● Instruction: Every record should be written out exactly, with the pictures left out.
— BEGIN —
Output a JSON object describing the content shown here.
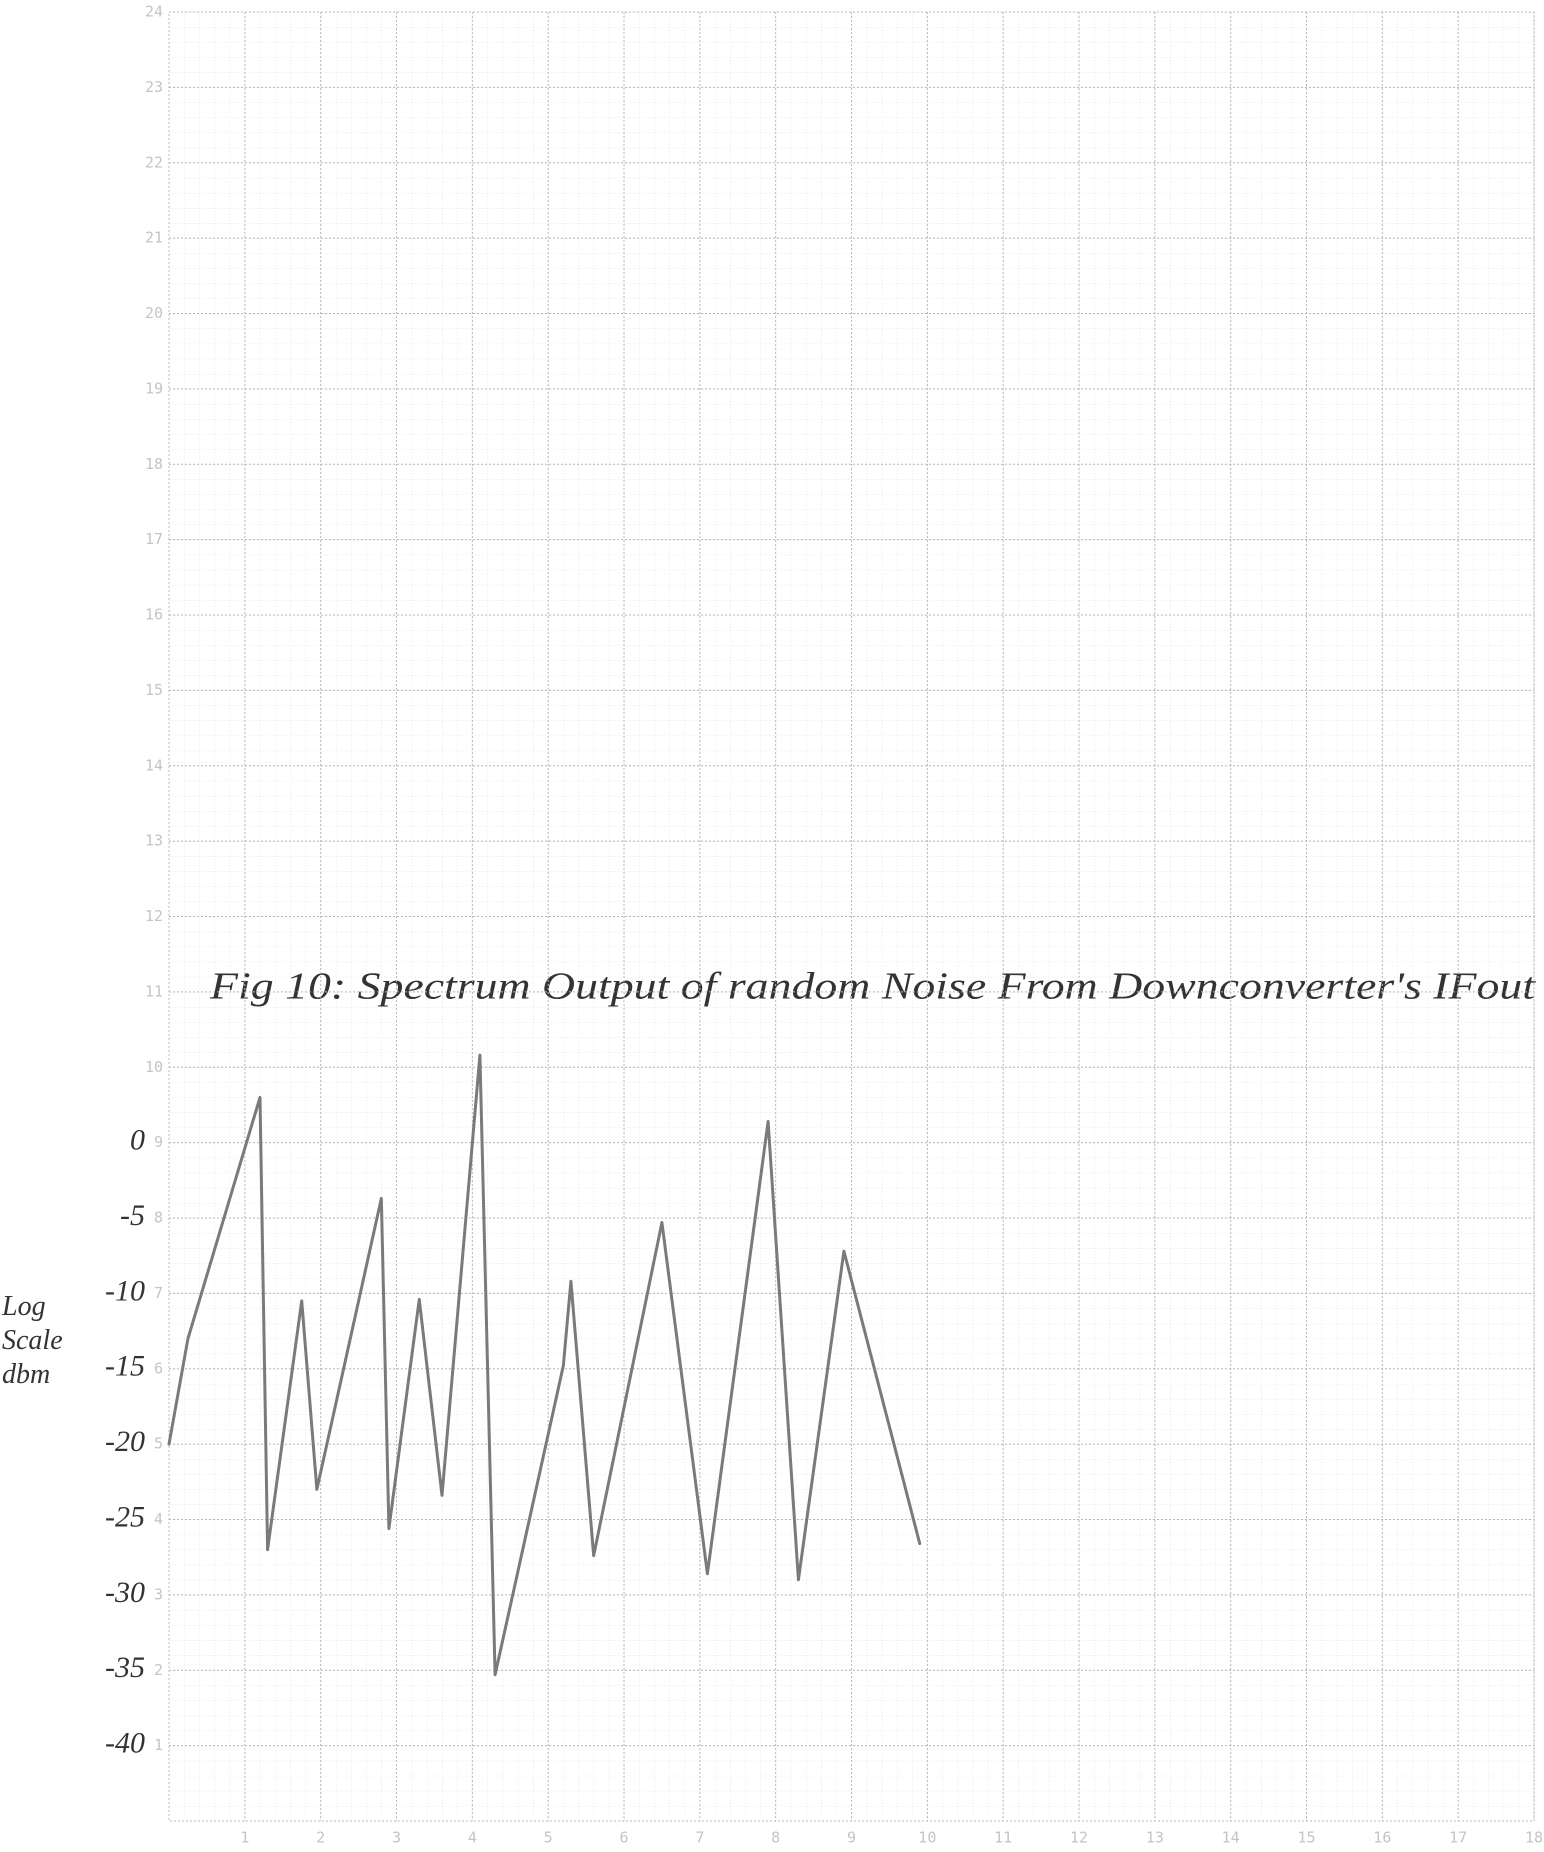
{
  "chart_data": {
    "type": "line",
    "title": "Fig 10: Spectrum Output of random Noise From Downconverter's IFout",
    "y2label": "Log Scale dbm",
    "x": [
      0,
      0.25,
      1.2,
      1.3,
      1.75,
      1.95,
      2.8,
      2.9,
      3.3,
      3.6,
      4.1,
      4.3,
      5.2,
      5.3,
      5.6,
      6.5,
      7.1,
      7.9,
      8.3,
      8.9,
      9.9
    ],
    "series": [
      {
        "color": "#7a7a7a",
        "axis": "y2",
        "values": [
          -20,
          -13,
          3,
          -27,
          -10.5,
          -23,
          -3.7,
          -25.6,
          -10.4,
          -23.4,
          5.8,
          -35.3,
          -14.8,
          -9.2,
          -27.4,
          -5.3,
          -28.6,
          1.4,
          -29,
          -7.2,
          -26.6
        ]
      }
    ],
    "xlim": [
      0,
      18
    ],
    "xticks": [
      1,
      2,
      3,
      4,
      5,
      6,
      7,
      8,
      9,
      10,
      11,
      12,
      13,
      14,
      15,
      16,
      17,
      18
    ],
    "ylim": [
      0,
      24
    ],
    "yticks": [
      1,
      2,
      3,
      4,
      5,
      6,
      7,
      8,
      9,
      10,
      11,
      12,
      13,
      14,
      15,
      16,
      17,
      18,
      19,
      20,
      21,
      22,
      23,
      24
    ],
    "y2lim": [
      -45,
      75
    ],
    "y2ticks": [
      0,
      -5,
      -10,
      -15,
      -20,
      -25,
      -30,
      -35,
      -40
    ],
    "grid": true
  }
}
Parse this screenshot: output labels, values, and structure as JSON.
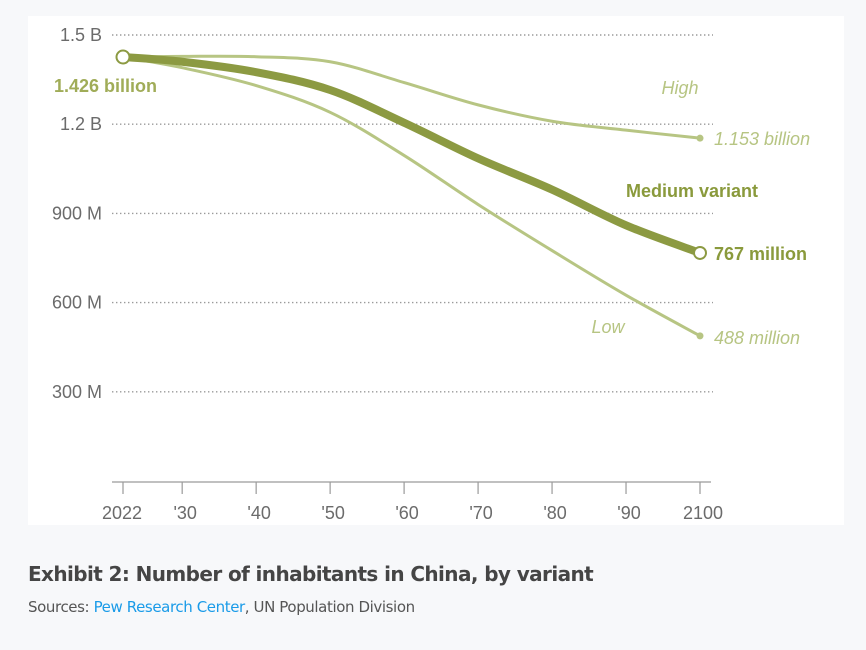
{
  "chart_data": {
    "type": "line",
    "title": "Exhibit 2: Number of inhabitants in China, by variant",
    "xlabel": "",
    "ylabel": "",
    "x": [
      2022,
      2030,
      2040,
      2050,
      2060,
      2070,
      2080,
      2090,
      2100
    ],
    "x_tick_values": [
      2022,
      2030,
      2040,
      2050,
      2060,
      2070,
      2080,
      2090,
      2100
    ],
    "x_tick_labels": [
      "2022",
      "'30",
      "'40",
      "'50",
      "'60",
      "'70",
      "'80",
      "'90",
      "2100"
    ],
    "xlim": [
      2022,
      2100
    ],
    "y_unit": "billions",
    "y_tick_values": [
      0.3,
      0.6,
      0.9,
      1.2,
      1.5
    ],
    "y_tick_labels": [
      "300 M",
      "600 M",
      "900 M",
      "1.2 B",
      "1.5 B"
    ],
    "ylim": [
      0,
      1.5
    ],
    "grid": "horizontal-dotted",
    "series": [
      {
        "name": "High",
        "label": "High",
        "end_label": "1.153 billion",
        "style": "thin",
        "color": "#b7c583",
        "values": [
          1.426,
          1.428,
          1.427,
          1.41,
          1.34,
          1.265,
          1.21,
          1.18,
          1.153
        ]
      },
      {
        "name": "Medium variant",
        "label": "Medium variant",
        "end_label": "767 million",
        "start_label": "1.426 billion",
        "style": "thick",
        "color": "#8c9a42",
        "values": [
          1.426,
          1.41,
          1.375,
          1.315,
          1.205,
          1.085,
          0.98,
          0.86,
          0.767
        ]
      },
      {
        "name": "Low",
        "label": "Low",
        "end_label": "488 million",
        "style": "thin",
        "color": "#b7c583",
        "values": [
          1.426,
          1.39,
          1.33,
          1.24,
          1.095,
          0.93,
          0.775,
          0.625,
          0.488
        ]
      }
    ]
  },
  "colors": {
    "page_background": "#f7f8fa",
    "panel_background": "#ffffff",
    "light_series": "#b7c583",
    "medium_series": "#8c9a42",
    "medium_label": "#8a9a3c",
    "start_label": "#a0ac58",
    "tick_text": "#6b6b6b",
    "gridline": "#9a9a9a",
    "link": "#1a9be8"
  },
  "caption": {
    "title": "Exhibit 2: Number of inhabitants in China, by variant",
    "sources_prefix": "Sources: ",
    "sources_link": "Pew Research Center",
    "sources_suffix": ", UN Population Division"
  }
}
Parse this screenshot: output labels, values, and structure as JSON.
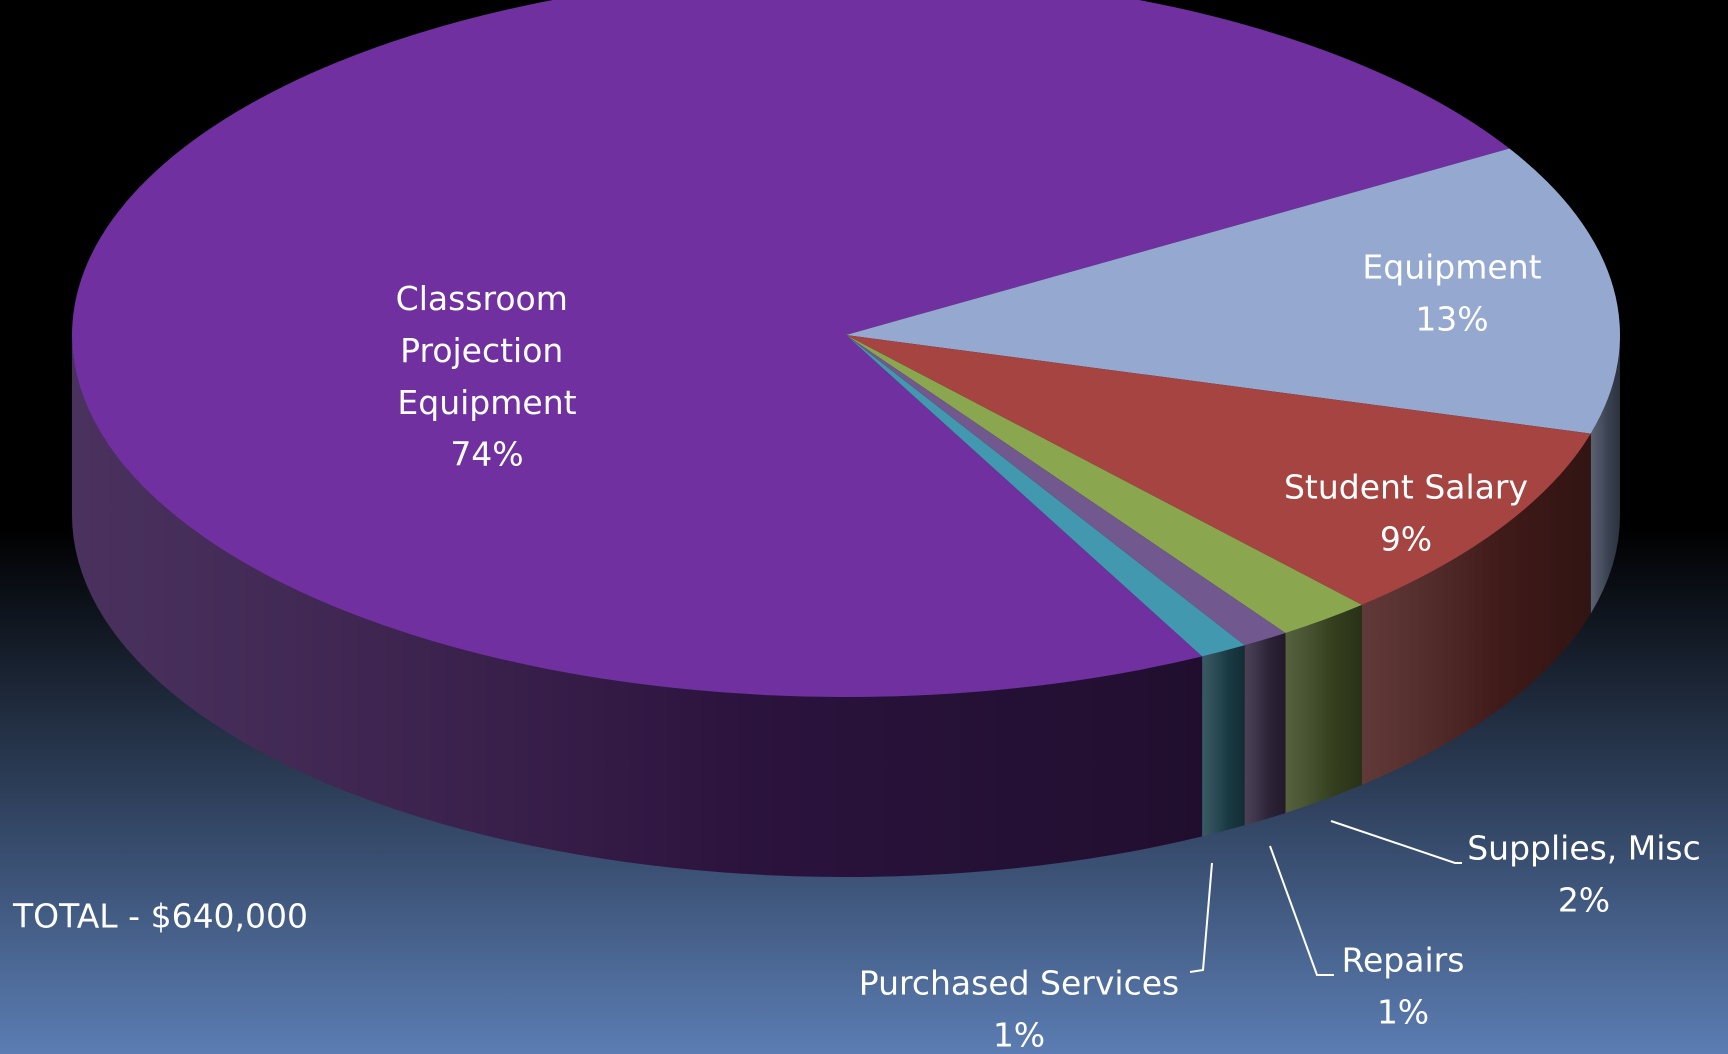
{
  "chart_data": {
    "type": "pie3d",
    "categories": [
      "Classroom Projection Equipment",
      "Equipment",
      "Student Salary",
      "Supplies, Misc",
      "Repairs",
      "Purchased Services"
    ],
    "values": [
      74,
      13,
      9,
      2,
      1,
      1
    ],
    "value_labels": [
      "74%",
      "13%",
      "9%",
      "2%",
      "1%",
      "1%"
    ],
    "colors": [
      "#7030a0",
      "#95a9d0",
      "#a64441",
      "#8aa64f",
      "#71588f",
      "#4298af"
    ],
    "annotation": "TOTAL - $640,000"
  }
}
— END —
● Expected output:
Output a JSON object describing the content shown here.
{
  "chart_data": {
    "type": "line",
    "title": "Fig 10: Spectrum Output of random Noise From Downconverter's IFout",
    "y2label": "Log Scale dbm",
    "x": [
      0,
      0.25,
      1.2,
      1.3,
      1.75,
      1.95,
      2.8,
      2.9,
      3.3,
      3.6,
      4.1,
      4.3,
      5.2,
      5.3,
      5.6,
      6.5,
      7.1,
      7.9,
      8.3,
      8.9,
      9.9
    ],
    "series": [
      {
        "color": "#7a7a7a",
        "axis": "y2",
        "values": [
          -20,
          -13,
          3,
          -27,
          -10.5,
          -23,
          -3.7,
          -25.6,
          -10.4,
          -23.4,
          5.8,
          -35.3,
          -14.8,
          -9.2,
          -27.4,
          -5.3,
          -28.6,
          1.4,
          -29,
          -7.2,
          -26.6
        ]
      }
    ],
    "xlim": [
      0,
      18
    ],
    "xticks": [
      1,
      2,
      3,
      4,
      5,
      6,
      7,
      8,
      9,
      10,
      11,
      12,
      13,
      14,
      15,
      16,
      17,
      18
    ],
    "ylim": [
      0,
      24
    ],
    "yticks": [
      1,
      2,
      3,
      4,
      5,
      6,
      7,
      8,
      9,
      10,
      11,
      12,
      13,
      14,
      15,
      16,
      17,
      18,
      19,
      20,
      21,
      22,
      23,
      24
    ],
    "y2lim": [
      -45,
      75
    ],
    "y2ticks": [
      0,
      -5,
      -10,
      -15,
      -20,
      -25,
      -30,
      -35,
      -40
    ],
    "grid": true
  }
}
Parse this screenshot: output labels, values, and structure as JSON.
{
  "chart_data": {
    "type": "line",
    "title": "Exhibit 2: Number of inhabitants in China, by variant",
    "xlabel": "",
    "ylabel": "",
    "x": [
      2022,
      2030,
      2040,
      2050,
      2060,
      2070,
      2080,
      2090,
      2100
    ],
    "x_tick_values": [
      2022,
      2030,
      2040,
      2050,
      2060,
      2070,
      2080,
      2090,
      2100
    ],
    "x_tick_labels": [
      "2022",
      "'30",
      "'40",
      "'50",
      "'60",
      "'70",
      "'80",
      "'90",
      "2100"
    ],
    "xlim": [
      2022,
      2100
    ],
    "y_unit": "billions",
    "y_tick_values": [
      0.3,
      0.6,
      0.9,
      1.2,
      1.5
    ],
    "y_tick_labels": [
      "300 M",
      "600 M",
      "900 M",
      "1.2 B",
      "1.5 B"
    ],
    "ylim": [
      0,
      1.5
    ],
    "grid": "horizontal-dotted",
    "series": [
      {
        "name": "High",
        "label": "High",
        "end_label": "1.153 billion",
        "style": "thin",
        "color": "#b7c583",
        "values": [
          1.426,
          1.428,
          1.427,
          1.41,
          1.34,
          1.265,
          1.21,
          1.18,
          1.153
        ]
      },
      {
        "name": "Medium variant",
        "label": "Medium variant",
        "end_label": "767 million",
        "start_label": "1.426 billion",
        "style": "thick",
        "color": "#8c9a42",
        "values": [
          1.426,
          1.41,
          1.375,
          1.315,
          1.205,
          1.085,
          0.98,
          0.86,
          0.767
        ]
      },
      {
        "name": "Low",
        "label": "Low",
        "end_label": "488 million",
        "style": "thin",
        "color": "#b7c583",
        "values": [
          1.426,
          1.39,
          1.33,
          1.24,
          1.095,
          0.93,
          0.775,
          0.625,
          0.488
        ]
      }
    ]
  },
  "colors": {
    "page_background": "#f7f8fa",
    "panel_background": "#ffffff",
    "light_series": "#b7c583",
    "medium_series": "#8c9a42",
    "medium_label": "#8a9a3c",
    "start_label": "#a0ac58",
    "tick_text": "#6b6b6b",
    "gridline": "#9a9a9a",
    "link": "#1a9be8"
  },
  "caption": {
    "title": "Exhibit 2: Number of inhabitants in China, by variant",
    "sources_prefix": "Sources: ",
    "sources_link": "Pew Research Center",
    "sources_suffix": ", UN Population Division"
  }
}
Parse this screenshot: output labels, values, and structure as JSON.
{
  "chart_data": {
    "type": "pie3d",
    "categories": [
      "Classroom Projection Equipment",
      "Equipment",
      "Student Salary",
      "Supplies, Misc",
      "Repairs",
      "Purchased Services"
    ],
    "values": [
      74,
      13,
      9,
      2,
      1,
      1
    ],
    "value_labels": [
      "74%",
      "13%",
      "9%",
      "2%",
      "1%",
      "1%"
    ],
    "colors": [
      "#7030a0",
      "#95a9d0",
      "#a64441",
      "#8aa64f",
      "#71588f",
      "#4298af"
    ],
    "annotation": "TOTAL - $640,000"
  }
}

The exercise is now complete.